The Two Way Peg Problem: how do we construct a protocol so that a participant can convert some amount of bitcoin to a side coin *and back* at a fixed rate? It is assumed no new coins are issued on the side chain. If you can solve this problem without unreasonable sacrifices, scaling is as good as solved, because you could create as many side chains as transaction volume necessitate. I started thinking about this problem long ago, but recently this very long article helped me to organize some of my thoughts: http://www.truthcoin.info/blog/drivechain/ . I appreciate the way this long article begins, articulating the problem and its many complications.
The critical difficulty is how to safely 'withdraw' funds back to the main chain after they have been passed around the side chain. The drivechain proposal is essentially to trust miners not to collude to steal the funds mid-withdrawal, which they could very easily do. In other words, we all completely trust SPV validation.This solution, I think, flies a little too close to the sun; requiring this much trust in miners would, for me, break bitcoin.
However I think this discussion leads us to the Real Solution.
Let's think about what we know: The Drivechain folks tell us we can have a peg if we just trust miners. But this isn't the only way. Take a look, if you haven't already, at NXT/Supernet. Based on what I've heard in interviews (I haven't tried it myself), they have a different 2 way peg, in which withdrawals back to the main chain are protected by a federated network of trusted servers. O ho! So now we must trust federated servers. I feel like I keep being asked to trust someone in this supposedly trustless system. No sale! But I can't be too hard on them. At least they're trying.

Work to be completed
Copy out the forum post on the two-way peg problem in full, word for word and unchanged.

Raw data
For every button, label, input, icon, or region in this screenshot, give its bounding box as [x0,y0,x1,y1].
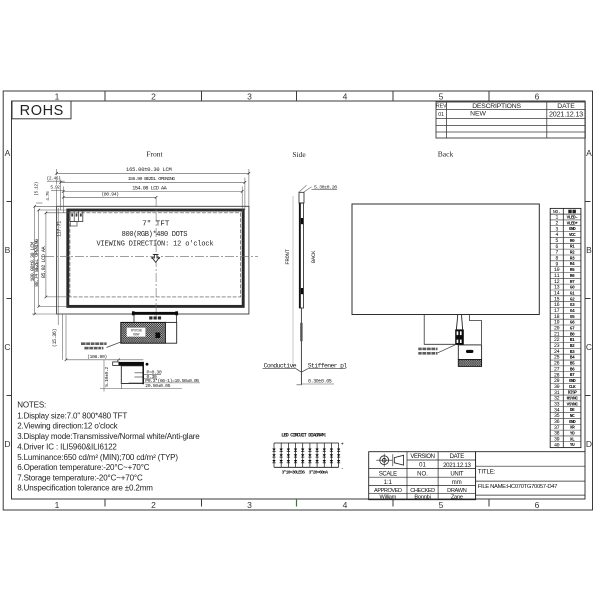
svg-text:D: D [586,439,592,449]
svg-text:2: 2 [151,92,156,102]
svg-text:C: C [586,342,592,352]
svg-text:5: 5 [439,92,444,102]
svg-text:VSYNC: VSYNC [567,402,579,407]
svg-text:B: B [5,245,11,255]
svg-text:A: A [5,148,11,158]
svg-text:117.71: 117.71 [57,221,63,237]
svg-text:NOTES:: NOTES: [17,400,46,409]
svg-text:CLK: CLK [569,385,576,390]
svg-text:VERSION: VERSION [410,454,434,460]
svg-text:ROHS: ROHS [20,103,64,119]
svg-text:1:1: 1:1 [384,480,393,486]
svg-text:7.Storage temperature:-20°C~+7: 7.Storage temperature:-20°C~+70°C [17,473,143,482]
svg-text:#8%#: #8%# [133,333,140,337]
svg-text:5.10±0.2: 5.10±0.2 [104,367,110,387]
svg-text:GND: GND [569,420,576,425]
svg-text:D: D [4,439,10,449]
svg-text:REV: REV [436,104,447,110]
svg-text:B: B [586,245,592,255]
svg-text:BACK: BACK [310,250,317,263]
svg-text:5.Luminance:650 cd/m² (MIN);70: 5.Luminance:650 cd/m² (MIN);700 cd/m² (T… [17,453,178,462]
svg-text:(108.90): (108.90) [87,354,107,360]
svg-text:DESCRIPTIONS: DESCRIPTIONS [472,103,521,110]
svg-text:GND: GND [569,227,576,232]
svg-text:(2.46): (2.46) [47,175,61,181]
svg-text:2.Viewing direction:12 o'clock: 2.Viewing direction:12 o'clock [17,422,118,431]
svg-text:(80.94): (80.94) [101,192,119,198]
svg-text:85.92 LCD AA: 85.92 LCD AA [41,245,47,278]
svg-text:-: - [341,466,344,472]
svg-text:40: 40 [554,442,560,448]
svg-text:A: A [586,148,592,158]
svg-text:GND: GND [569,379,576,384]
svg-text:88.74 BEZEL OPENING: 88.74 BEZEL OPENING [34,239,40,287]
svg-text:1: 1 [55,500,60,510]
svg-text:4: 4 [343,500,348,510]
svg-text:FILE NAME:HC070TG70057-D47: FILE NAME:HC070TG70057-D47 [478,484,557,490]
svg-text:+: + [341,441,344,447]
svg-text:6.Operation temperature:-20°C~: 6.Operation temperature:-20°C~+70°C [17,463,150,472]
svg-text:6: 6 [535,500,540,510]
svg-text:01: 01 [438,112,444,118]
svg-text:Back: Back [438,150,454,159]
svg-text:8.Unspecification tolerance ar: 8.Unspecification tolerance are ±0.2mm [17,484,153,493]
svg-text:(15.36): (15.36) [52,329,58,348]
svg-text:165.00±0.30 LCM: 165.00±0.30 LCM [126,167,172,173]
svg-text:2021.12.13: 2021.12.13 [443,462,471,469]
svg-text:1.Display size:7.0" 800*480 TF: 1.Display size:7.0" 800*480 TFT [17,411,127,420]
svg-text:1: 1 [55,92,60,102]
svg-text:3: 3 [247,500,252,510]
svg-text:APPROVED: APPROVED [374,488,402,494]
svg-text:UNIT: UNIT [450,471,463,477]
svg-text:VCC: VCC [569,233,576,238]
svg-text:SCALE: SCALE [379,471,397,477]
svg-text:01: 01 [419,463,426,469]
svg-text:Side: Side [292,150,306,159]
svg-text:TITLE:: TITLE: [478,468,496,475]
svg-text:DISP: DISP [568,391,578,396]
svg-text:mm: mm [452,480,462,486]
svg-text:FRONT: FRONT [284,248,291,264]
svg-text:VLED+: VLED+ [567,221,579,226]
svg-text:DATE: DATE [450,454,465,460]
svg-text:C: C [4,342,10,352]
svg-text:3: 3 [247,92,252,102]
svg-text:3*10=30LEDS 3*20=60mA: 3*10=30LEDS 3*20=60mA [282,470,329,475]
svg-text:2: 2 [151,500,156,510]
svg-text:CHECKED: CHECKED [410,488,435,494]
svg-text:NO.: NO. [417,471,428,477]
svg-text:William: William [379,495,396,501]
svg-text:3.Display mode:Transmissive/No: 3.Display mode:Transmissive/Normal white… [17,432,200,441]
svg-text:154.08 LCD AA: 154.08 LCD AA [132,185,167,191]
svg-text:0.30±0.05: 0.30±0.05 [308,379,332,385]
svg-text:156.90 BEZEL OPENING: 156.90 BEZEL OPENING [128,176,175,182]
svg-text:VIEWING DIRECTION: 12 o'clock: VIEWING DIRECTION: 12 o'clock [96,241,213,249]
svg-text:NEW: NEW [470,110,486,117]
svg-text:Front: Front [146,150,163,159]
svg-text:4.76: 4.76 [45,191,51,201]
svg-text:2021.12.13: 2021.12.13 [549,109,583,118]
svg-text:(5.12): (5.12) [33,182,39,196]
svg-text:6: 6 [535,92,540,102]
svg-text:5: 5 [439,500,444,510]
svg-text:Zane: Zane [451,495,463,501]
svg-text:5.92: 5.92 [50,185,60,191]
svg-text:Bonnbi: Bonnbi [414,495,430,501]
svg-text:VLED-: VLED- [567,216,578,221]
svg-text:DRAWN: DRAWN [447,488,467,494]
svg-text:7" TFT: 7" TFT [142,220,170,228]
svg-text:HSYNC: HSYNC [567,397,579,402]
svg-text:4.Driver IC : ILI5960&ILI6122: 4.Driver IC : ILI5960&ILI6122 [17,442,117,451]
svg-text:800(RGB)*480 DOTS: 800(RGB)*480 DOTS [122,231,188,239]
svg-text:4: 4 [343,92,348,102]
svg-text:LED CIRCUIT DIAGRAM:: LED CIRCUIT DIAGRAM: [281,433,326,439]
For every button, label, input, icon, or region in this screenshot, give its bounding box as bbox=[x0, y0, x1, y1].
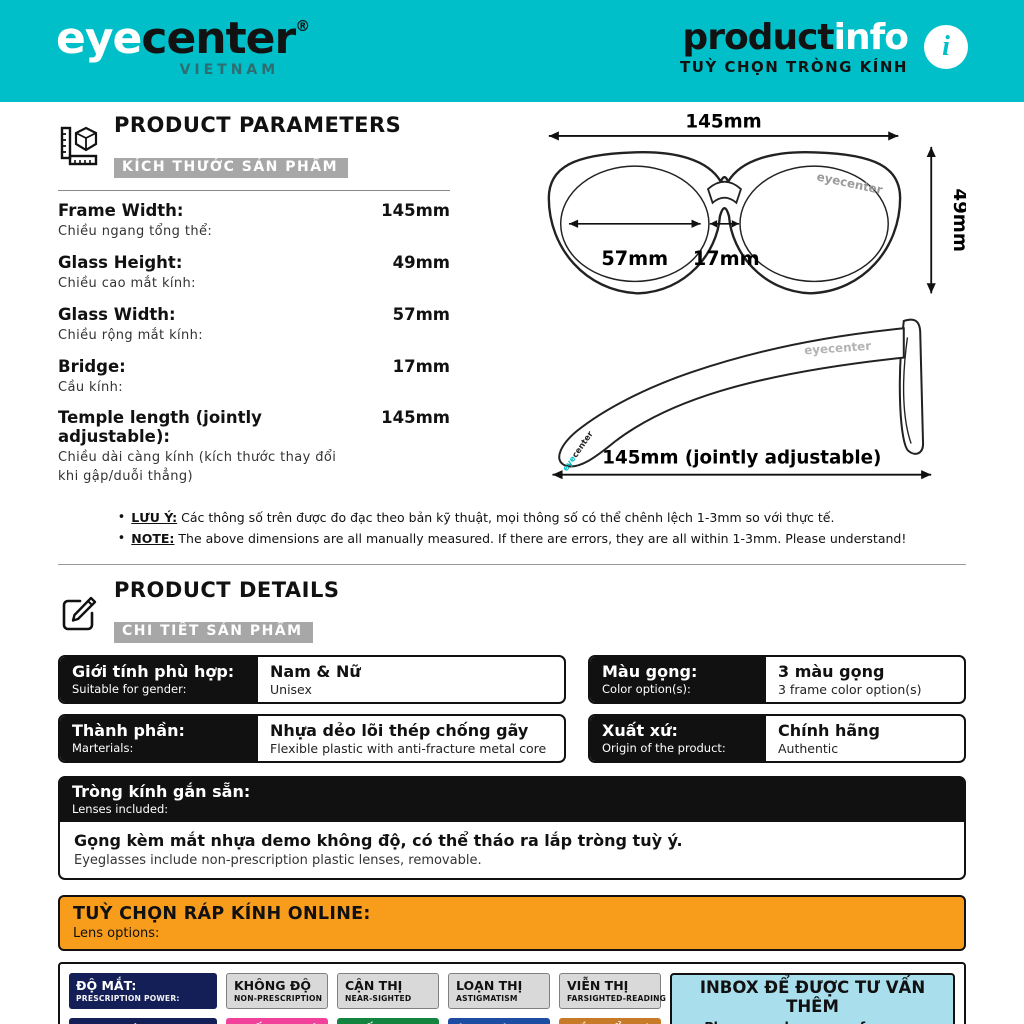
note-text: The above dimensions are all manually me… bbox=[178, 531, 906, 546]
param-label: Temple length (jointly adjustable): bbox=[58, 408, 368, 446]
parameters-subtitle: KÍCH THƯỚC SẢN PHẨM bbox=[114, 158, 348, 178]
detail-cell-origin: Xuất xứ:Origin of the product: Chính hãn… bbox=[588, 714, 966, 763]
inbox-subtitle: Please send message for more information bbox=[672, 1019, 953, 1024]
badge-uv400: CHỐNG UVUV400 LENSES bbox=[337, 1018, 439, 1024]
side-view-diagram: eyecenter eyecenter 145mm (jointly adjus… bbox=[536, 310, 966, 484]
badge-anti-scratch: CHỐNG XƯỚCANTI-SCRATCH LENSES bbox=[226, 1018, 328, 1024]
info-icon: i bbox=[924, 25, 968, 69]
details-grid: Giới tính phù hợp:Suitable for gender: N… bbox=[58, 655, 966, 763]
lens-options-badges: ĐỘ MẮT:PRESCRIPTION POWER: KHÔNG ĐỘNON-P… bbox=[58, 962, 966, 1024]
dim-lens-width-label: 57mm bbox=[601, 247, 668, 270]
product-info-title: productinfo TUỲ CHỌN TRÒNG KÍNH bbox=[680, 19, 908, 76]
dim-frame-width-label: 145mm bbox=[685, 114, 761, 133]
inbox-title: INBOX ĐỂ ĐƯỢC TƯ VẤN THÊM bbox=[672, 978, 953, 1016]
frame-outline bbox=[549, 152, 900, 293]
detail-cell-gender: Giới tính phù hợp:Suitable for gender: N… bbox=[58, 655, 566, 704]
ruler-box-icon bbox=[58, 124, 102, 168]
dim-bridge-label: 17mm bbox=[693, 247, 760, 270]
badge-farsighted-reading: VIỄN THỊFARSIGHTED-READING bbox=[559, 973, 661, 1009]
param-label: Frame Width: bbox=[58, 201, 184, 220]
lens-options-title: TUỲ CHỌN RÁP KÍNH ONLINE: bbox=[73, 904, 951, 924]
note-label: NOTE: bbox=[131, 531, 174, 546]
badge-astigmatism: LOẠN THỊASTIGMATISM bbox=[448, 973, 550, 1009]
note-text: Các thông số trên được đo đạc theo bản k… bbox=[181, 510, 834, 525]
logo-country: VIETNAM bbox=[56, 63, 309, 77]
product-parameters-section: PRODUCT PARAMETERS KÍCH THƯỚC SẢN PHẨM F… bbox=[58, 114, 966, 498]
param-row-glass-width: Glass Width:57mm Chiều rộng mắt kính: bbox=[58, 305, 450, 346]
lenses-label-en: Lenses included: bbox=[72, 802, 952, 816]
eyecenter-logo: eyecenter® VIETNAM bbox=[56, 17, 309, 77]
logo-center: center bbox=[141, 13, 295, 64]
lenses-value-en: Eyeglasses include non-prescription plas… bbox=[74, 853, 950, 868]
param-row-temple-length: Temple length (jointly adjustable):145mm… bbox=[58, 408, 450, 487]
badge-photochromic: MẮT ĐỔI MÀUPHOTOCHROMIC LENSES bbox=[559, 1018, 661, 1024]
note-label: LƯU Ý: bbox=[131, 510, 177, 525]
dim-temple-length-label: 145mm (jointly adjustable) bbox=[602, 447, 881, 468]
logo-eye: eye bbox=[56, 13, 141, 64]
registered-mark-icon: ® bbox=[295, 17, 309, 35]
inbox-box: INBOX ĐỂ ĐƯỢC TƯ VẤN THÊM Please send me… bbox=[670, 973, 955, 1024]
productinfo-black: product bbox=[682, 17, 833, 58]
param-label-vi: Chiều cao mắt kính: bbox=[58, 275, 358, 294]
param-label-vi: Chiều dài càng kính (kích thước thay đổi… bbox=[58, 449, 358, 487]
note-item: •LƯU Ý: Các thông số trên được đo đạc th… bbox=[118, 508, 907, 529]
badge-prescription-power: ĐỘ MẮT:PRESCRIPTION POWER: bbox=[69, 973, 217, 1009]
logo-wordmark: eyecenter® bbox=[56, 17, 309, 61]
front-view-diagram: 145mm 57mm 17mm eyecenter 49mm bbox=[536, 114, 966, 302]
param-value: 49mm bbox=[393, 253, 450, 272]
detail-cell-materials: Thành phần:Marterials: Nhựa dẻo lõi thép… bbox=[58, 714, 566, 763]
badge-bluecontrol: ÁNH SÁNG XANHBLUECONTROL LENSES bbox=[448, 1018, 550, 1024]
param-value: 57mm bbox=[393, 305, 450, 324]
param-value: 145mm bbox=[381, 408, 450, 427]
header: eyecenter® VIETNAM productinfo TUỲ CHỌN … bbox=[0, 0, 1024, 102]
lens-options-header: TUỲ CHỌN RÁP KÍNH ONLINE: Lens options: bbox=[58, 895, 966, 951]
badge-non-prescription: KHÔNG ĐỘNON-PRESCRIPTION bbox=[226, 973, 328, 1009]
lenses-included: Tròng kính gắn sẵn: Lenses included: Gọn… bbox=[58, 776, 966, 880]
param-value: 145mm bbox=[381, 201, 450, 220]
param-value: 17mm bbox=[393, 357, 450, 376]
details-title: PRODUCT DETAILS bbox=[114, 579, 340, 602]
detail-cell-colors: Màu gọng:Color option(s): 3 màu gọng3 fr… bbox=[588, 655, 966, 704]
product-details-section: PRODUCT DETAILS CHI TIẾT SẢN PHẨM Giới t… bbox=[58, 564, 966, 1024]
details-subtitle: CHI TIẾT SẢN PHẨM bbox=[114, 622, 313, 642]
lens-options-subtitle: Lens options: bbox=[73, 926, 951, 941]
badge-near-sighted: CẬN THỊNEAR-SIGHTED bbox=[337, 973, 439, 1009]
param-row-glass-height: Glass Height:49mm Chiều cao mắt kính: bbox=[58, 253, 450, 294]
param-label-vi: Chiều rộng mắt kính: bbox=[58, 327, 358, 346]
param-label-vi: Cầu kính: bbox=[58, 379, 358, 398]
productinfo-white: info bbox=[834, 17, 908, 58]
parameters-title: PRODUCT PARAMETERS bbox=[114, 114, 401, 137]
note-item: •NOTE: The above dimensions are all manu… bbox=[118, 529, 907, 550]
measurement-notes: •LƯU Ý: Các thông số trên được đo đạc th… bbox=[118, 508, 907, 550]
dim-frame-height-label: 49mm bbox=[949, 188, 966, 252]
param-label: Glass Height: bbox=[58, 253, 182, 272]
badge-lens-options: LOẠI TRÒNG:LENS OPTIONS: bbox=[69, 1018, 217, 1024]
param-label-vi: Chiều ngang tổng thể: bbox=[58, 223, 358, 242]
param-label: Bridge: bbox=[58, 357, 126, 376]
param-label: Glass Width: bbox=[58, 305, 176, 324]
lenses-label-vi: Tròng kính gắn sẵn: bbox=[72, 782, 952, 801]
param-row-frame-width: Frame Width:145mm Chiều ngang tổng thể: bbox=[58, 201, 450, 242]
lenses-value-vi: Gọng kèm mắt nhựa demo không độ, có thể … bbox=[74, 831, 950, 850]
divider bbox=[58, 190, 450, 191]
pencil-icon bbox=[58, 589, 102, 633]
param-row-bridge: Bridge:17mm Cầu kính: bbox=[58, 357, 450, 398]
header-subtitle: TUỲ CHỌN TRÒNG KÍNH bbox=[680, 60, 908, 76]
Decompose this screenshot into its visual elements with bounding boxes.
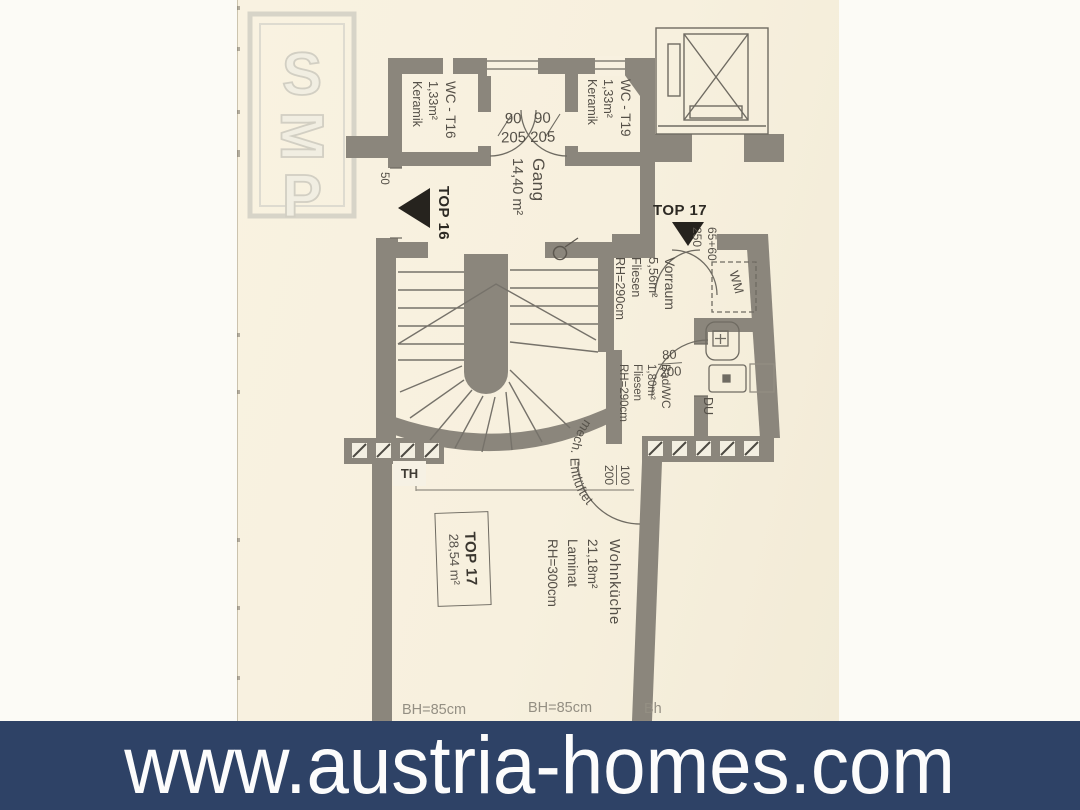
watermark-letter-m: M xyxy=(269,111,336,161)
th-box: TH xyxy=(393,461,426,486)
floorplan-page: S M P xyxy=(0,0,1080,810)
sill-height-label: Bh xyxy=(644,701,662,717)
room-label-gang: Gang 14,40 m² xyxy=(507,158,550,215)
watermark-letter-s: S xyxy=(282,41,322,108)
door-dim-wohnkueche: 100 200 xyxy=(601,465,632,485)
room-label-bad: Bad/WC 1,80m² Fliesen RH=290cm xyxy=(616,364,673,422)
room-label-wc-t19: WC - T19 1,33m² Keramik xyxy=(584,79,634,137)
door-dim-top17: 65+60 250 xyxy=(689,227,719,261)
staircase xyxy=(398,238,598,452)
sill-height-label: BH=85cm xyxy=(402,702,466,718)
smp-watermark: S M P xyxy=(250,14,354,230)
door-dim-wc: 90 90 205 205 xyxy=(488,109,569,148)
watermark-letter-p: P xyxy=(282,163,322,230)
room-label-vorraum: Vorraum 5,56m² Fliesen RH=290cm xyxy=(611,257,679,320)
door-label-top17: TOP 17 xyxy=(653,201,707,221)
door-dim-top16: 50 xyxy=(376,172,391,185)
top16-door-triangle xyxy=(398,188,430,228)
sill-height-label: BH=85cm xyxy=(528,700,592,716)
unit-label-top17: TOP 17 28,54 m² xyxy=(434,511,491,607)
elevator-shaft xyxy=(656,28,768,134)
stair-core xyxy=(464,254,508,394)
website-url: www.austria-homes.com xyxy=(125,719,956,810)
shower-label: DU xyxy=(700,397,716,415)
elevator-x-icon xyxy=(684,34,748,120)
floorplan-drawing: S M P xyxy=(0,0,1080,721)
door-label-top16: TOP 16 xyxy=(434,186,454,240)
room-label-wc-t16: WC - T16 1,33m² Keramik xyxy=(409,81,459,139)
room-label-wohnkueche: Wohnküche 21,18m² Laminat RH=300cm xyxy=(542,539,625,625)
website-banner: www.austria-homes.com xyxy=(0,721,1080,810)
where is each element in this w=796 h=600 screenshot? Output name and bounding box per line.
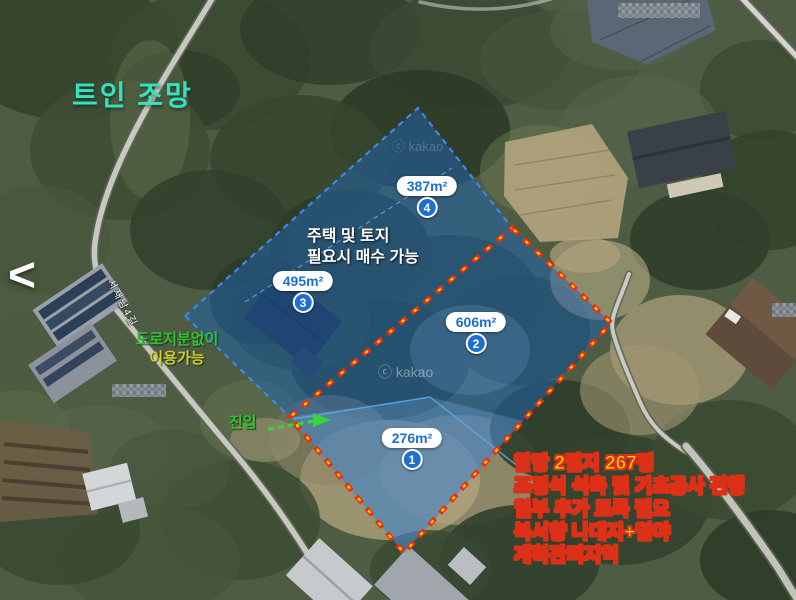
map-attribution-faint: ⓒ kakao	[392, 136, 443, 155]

Response
The Two Way Peg Problem: how do we construct a protocol so that a participant can convert some amount of bitcoin to a side coin *and back* at a fixed rate? It is assumed no new coins are issued on the side chain. If you can solve this problem without unreasonable sacrifices, scaling is as good as solved, because you could create as many side chains as transaction volume necessitate. I started thinking about this problem long ago, but recently this very long article helped me to organize some of my thoughts: http://www.truthcoin.info/blog/drivechain/ . I appreciate the way this long article begins, articulating the problem and its many complications.
The critical difficulty is how to safely 'withdraw' funds back to the main chain after they have been passed around the side chain. The drivechain proposal is essentially to trust miners not to collude to steal the funds mid-withdrawal, which they could very easily do. In other words, we all completely trust SPV validation.This solution, I think, flies a little too close to the sun; requiring this much trust in miners would, for me, break bitcoin.
However I think this discussion leads us to the Real Solution.
Let's think about what we know: The Drivechain folks tell us we can have a peg if we just trust miners. But this isn't the only way. Take a look, if you haven't already, at NXT/Supernet. Based on what I've heard in interviews (I haven't tried it myself), they have a different 2 way peg, in which withdrawals back to the main chain are protected by a federated network of trusted servers. O ho! So now we must trust federated servers. I feel like I keep being asked to trust someone in this supposedly trustless system. No sale! But I can't be too hard on them. At least they're trying.